• [Exercise]:
Beneath this sentence is a set of records; write each of them out exactly.

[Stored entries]

◇ ◇ ◇ ◇

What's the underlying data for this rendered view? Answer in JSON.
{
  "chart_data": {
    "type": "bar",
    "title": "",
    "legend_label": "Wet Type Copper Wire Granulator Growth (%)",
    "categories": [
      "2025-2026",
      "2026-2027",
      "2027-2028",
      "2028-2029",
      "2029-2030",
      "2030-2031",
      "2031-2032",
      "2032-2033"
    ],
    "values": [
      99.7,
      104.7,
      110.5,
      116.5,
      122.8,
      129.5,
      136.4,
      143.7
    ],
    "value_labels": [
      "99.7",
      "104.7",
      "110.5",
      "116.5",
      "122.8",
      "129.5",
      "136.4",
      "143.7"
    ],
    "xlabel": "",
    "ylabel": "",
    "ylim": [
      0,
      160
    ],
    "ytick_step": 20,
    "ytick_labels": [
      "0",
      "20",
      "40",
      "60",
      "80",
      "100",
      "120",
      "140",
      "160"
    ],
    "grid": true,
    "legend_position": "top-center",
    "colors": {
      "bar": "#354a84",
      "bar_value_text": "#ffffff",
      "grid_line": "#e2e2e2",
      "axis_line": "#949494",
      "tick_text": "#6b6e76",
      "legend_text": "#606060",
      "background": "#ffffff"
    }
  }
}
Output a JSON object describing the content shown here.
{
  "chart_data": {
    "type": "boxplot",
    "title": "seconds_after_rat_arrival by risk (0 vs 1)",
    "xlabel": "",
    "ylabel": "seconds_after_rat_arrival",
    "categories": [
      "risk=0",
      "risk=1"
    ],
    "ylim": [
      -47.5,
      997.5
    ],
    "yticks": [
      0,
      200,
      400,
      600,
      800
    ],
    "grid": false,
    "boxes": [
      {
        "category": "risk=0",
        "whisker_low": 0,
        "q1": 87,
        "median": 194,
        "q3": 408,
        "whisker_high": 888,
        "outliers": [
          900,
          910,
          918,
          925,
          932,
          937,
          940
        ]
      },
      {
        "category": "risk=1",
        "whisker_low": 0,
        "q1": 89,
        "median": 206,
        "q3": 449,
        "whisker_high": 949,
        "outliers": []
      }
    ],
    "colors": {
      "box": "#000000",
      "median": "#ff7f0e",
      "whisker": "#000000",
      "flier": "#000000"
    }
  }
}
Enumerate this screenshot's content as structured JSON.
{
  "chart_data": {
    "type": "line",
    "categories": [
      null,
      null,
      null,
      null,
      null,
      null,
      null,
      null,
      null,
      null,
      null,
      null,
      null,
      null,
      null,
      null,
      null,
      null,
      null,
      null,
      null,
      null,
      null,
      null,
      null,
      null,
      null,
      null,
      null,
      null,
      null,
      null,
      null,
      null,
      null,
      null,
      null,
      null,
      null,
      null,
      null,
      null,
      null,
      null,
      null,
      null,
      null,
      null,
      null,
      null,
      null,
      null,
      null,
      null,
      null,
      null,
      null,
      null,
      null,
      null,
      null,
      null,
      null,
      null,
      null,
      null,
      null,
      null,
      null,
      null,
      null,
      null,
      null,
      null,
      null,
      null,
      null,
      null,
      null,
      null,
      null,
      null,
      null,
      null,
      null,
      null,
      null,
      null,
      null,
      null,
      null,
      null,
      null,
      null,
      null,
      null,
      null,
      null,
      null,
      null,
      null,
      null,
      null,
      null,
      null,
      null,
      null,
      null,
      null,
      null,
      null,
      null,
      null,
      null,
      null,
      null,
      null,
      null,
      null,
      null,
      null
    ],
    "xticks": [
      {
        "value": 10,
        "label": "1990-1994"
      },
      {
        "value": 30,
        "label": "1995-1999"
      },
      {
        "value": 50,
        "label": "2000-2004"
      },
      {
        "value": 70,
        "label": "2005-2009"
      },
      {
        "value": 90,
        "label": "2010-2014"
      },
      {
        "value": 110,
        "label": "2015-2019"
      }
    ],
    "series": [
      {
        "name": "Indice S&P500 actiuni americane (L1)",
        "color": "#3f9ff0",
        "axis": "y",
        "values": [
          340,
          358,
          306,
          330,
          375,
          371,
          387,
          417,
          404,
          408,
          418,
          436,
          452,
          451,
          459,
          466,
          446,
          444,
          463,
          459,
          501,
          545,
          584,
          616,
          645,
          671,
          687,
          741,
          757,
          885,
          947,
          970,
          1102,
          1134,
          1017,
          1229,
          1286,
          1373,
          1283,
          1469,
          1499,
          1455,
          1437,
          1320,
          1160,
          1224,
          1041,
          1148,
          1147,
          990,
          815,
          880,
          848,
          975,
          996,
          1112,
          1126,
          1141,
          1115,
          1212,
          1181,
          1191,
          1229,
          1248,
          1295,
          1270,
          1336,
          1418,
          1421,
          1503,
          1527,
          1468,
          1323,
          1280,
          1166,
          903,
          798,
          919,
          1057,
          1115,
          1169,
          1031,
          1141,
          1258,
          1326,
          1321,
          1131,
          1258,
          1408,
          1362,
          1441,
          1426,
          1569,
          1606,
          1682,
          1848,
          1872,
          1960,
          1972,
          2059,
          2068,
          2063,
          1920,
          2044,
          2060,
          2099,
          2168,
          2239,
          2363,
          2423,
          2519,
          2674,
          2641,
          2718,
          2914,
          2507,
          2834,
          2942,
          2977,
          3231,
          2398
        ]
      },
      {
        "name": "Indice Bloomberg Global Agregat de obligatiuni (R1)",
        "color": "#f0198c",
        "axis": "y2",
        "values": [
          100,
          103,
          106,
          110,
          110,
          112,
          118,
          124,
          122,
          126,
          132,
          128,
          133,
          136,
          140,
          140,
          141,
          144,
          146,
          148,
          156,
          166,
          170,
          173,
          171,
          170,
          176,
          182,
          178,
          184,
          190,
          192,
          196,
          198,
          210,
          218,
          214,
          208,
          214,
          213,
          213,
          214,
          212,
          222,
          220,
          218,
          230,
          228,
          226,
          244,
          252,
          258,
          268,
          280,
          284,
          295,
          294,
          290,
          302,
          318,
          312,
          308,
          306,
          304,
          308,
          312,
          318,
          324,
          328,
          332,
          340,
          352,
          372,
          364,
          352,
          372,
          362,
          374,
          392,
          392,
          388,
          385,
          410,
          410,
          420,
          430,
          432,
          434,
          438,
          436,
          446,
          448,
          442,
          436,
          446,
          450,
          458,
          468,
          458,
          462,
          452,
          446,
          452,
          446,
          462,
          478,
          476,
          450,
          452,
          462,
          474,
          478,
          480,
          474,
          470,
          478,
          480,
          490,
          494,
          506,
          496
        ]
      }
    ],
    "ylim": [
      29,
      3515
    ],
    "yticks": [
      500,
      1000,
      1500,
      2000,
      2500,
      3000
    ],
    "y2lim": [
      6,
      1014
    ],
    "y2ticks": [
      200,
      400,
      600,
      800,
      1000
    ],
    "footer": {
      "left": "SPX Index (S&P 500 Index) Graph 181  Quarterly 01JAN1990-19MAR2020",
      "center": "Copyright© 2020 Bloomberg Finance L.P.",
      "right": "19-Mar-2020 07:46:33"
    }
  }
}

◇ ◇ ◇ ◇

• [The reply]:
What's the underlying data for this rendered view? Answer in JSON.
{
  "chart_data": {
    "type": "bar",
    "title": "",
    "legend_label": "Wet Type Copper Wire Granulator Growth (%)",
    "categories": [
      "2025-2026",
      "2026-2027",
      "2027-2028",
      "2028-2029",
      "2029-2030",
      "2030-2031",
      "2031-2032",
      "2032-2033"
    ],
    "values": [
      99.7,
      104.7,
      110.5,
      116.5,
      122.8,
      129.5,
      136.4,
      143.7
    ],
    "value_labels": [
      "99.7",
      "104.7",
      "110.5",
      "116.5",
      "122.8",
      "129.5",
      "136.4",
      "143.7"
    ],
    "xlabel": "",
    "ylabel": "",
    "ylim": [
      0,
      160
    ],
    "ytick_step": 20,
    "ytick_labels": [
      "0",
      "20",
      "40",
      "60",
      "80",
      "100",
      "120",
      "140",
      "160"
    ],
    "grid": true,
    "legend_position": "top-center",
    "colors": {
      "bar": "#354a84",
      "bar_value_text": "#ffffff",
      "grid_line": "#e2e2e2",
      "axis_line": "#949494",
      "tick_text": "#6b6e76",
      "legend_text": "#606060",
      "background": "#ffffff"
    }
  }
}
Output a JSON object describing the content shown here.
{
  "chart_data": {
    "type": "boxplot",
    "title": "seconds_after_rat_arrival by risk (0 vs 1)",
    "xlabel": "",
    "ylabel": "seconds_after_rat_arrival",
    "categories": [
      "risk=0",
      "risk=1"
    ],
    "ylim": [
      -47.5,
      997.5
    ],
    "yticks": [
      0,
      200,
      400,
      600,
      800
    ],
    "grid": false,
    "boxes": [
      {
        "category": "risk=0",
        "whisker_low": 0,
        "q1": 87,
        "median": 194,
        "q3": 408,
        "whisker_high": 888,
        "outliers": [
          900,
          910,
          918,
          925,
          932,
          937,
          940
        ]
      },
      {
        "category": "risk=1",
        "whisker_low": 0,
        "q1": 89,
        "median": 206,
        "q3": 449,
        "whisker_high": 949,
        "outliers": []
      }
    ],
    "colors": {
      "box": "#000000",
      "median": "#ff7f0e",
      "whisker": "#000000",
      "flier": "#000000"
    }
  }
}
Enumerate this screenshot's content as structured JSON.
{
  "chart_data": {
    "type": "line",
    "categories": [
      null,
      null,
      null,
      null,
      null,
      null,
      null,
      null,
      null,
      null,
      null,
      null,
      null,
      null,
      null,
      null,
      null,
      null,
      null,
      null,
      null,
      null,
      null,
      null,
      null,
      null,
      null,
      null,
      null,
      null,
      null,
      null,
      null,
      null,
      null,
      null,
      null,
      null,
      null,
      null,
      null,
      null,
      null,
      null,
      null,
      null,
      null,
      null,
      null,
      null,
      null,
      null,
      null,
      null,
      null,
      null,
      null,
      null,
      null,
      null,
      null,
      null,
      null,
      null,
      null,
      null,
      null,
      null,
      null,
      null,
      null,
      null,
      null,
      null,
      null,
      null,
      null,
      null,
      null,
      null,
      null,
      null,
      null,
      null,
      null,
      null,
      null,
      null,
      null,
      null,
      null,
      null,
      null,
      null,
      null,
      null,
      null,
      null,
      null,
      null,
      null,
      null,
      null,
      null,
      null,
      null,
      null,
      null,
      null,
      null,
      null,
      null,
      null,
      null,
      null,
      null,
      null,
      null,
      null,
      null,
      null
    ],
    "xticks": [
      {
        "value": 10,
        "label": "1990-1994"
      },
      {
        "value": 30,
        "label": "1995-1999"
      },
      {
        "value": 50,
        "label": "2000-2004"
      },
      {
        "value": 70,
        "label": "2005-2009"
      },
      {
        "value": 90,
        "label": "2010-2014"
      },
      {
        "value": 110,
        "label": "2015-2019"
      }
    ],
    "series": [
      {
        "name": "Indice S&P500 actiuni americane (L1)",
        "color": "#3f9ff0",
        "axis": "y",
        "values": [
          340,
          358,
          306,
          330,
          375,
          371,
          387,
          417,
          404,
          408,
          418,
          436,
          452,
          451,
          459,
          466,
          446,
          444,
          463,
          459,
          501,
          545,
          584,
          616,
          645,
          671,
          687,
          741,
          757,
          885,
          947,
          970,
          1102,
          1134,
          1017,
          1229,
          1286,
          1373,
          1283,
          1469,
          1499,
          1455,
          1437,
          1320,
          1160,
          1224,
          1041,
          1148,
          1147,
          990,
          815,
          880,
          848,
          975,
          996,
          1112,
          1126,
          1141,
          1115,
          1212,
          1181,
          1191,
          1229,
          1248,
          1295,
          1270,
          1336,
          1418,
          1421,
          1503,
          1527,
          1468,
          1323,
          1280,
          1166,
          903,
          798,
          919,
          1057,
          1115,
          1169,
          1031,
          1141,
          1258,
          1326,
          1321,
          1131,
          1258,
          1408,
          1362,
          1441,
          1426,
          1569,
          1606,
          1682,
          1848,
          1872,
          1960,
          1972,
          2059,
          2068,
          2063,
          1920,
          2044,
          2060,
          2099,
          2168,
          2239,
          2363,
          2423,
          2519,
          2674,
          2641,
          2718,
          2914,
          2507,
          2834,
          2942,
          2977,
          3231,
          2398
        ]
      },
      {
        "name": "Indice Bloomberg Global Agregat de obligatiuni (R1)",
        "color": "#f0198c",
        "axis": "y2",
        "values": [
          100,
          103,
          106,
          110,
          110,
          112,
          118,
          124,
          122,
          126,
          132,
          128,
          133,
          136,
          140,
          140,
          141,
          144,
          146,
          148,
          156,
          166,
          170,
          173,
          171,
          170,
          176,
          182,
          178,
          184,
          190,
          192,
          196,
          198,
          210,
          218,
          214,
          208,
          214,
          213,
          213,
          214,
          212,
          222,
          220,
          218,
          230,
          228,
          226,
          244,
          252,
          258,
          268,
          280,
          284,
          295,
          294,
          290,
          302,
          318,
          312,
          308,
          306,
          304,
          308,
          312,
          318,
          324,
          328,
          332,
          340,
          352,
          372,
          364,
          352,
          372,
          362,
          374,
          392,
          392,
          388,
          385,
          410,
          410,
          420,
          430,
          432,
          434,
          438,
          436,
          446,
          448,
          442,
          436,
          446,
          450,
          458,
          468,
          458,
          462,
          452,
          446,
          452,
          446,
          462,
          478,
          476,
          450,
          452,
          462,
          474,
          478,
          480,
          474,
          470,
          478,
          480,
          490,
          494,
          506,
          496
        ]
      }
    ],
    "ylim": [
      29,
      3515
    ],
    "yticks": [
      500,
      1000,
      1500,
      2000,
      2500,
      3000
    ],
    "y2lim": [
      6,
      1014
    ],
    "y2ticks": [
      200,
      400,
      600,
      800,
      1000
    ],
    "footer": {
      "left": "SPX Index (S&P 500 Index) Graph 181  Quarterly 01JAN1990-19MAR2020",
      "center": "Copyright© 2020 Bloomberg Finance L.P.",
      "right": "19-Mar-2020 07:46:33"
    }
  }
}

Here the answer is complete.